# Your instructions
Review the listing and copy each line that holds the word "Salmonella".
• • • • •
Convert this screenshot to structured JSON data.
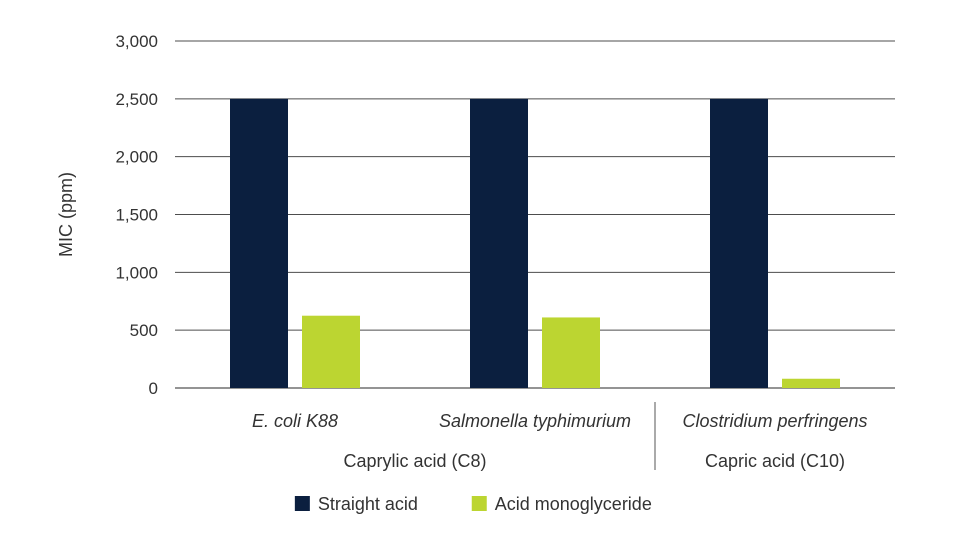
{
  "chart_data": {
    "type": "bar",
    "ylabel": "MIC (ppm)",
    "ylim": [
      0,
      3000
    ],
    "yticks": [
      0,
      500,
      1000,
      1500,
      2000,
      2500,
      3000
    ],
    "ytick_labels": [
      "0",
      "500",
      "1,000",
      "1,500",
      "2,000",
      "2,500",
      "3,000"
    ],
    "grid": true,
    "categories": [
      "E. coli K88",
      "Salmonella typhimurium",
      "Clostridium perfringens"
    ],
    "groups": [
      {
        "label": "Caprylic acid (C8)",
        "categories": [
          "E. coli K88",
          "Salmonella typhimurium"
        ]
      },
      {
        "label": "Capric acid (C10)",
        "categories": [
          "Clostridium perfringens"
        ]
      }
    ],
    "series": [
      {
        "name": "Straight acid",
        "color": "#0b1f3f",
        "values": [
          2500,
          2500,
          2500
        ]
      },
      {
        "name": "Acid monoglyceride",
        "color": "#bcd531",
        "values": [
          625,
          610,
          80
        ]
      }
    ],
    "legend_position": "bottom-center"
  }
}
• • • • •
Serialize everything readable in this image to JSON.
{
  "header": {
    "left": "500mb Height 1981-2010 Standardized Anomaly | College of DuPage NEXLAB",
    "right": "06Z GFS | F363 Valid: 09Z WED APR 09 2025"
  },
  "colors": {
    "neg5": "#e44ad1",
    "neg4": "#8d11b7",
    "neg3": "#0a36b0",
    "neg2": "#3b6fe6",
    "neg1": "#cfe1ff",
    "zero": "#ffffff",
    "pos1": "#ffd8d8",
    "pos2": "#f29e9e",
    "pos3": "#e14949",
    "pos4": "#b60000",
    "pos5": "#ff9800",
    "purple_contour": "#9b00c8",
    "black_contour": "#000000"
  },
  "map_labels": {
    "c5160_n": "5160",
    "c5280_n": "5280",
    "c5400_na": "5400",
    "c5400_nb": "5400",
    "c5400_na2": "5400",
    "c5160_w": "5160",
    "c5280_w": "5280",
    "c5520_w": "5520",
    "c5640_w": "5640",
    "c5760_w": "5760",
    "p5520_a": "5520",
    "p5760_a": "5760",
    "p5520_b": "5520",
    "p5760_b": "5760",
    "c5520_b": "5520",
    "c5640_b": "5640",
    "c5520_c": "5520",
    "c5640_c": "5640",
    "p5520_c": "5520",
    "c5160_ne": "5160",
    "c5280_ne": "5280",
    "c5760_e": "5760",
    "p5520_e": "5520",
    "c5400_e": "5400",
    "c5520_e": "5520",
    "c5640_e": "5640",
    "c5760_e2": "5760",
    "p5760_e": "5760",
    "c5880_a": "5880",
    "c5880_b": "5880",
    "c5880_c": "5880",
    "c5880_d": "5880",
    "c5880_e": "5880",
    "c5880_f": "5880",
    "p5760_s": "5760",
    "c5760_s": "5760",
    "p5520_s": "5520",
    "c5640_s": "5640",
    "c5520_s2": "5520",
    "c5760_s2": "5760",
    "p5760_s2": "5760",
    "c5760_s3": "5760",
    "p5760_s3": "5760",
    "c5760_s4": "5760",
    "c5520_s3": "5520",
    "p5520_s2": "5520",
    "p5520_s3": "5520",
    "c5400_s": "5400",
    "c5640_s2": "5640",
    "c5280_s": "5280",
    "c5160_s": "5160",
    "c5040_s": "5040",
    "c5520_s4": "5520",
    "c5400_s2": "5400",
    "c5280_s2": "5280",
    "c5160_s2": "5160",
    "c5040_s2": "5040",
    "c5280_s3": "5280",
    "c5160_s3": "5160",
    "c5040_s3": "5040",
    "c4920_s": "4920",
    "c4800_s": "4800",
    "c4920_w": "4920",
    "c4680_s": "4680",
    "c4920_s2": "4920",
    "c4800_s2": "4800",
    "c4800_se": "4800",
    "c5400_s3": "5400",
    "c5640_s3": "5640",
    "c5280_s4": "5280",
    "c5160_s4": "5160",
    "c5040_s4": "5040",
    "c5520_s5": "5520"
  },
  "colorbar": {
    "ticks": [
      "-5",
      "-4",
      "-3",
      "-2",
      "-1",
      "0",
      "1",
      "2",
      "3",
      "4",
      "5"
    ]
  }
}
• • • • •
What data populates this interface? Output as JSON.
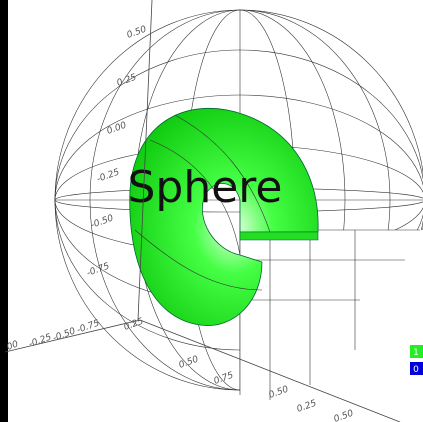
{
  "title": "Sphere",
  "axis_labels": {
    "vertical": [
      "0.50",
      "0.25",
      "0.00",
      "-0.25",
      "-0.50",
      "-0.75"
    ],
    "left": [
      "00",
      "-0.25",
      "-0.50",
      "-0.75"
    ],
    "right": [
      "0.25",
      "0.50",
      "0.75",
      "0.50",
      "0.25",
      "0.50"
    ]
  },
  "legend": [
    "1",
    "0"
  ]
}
• • • • •
# Answer below
      "Salmonella typhimurium",
          "Salmonella typhimurium"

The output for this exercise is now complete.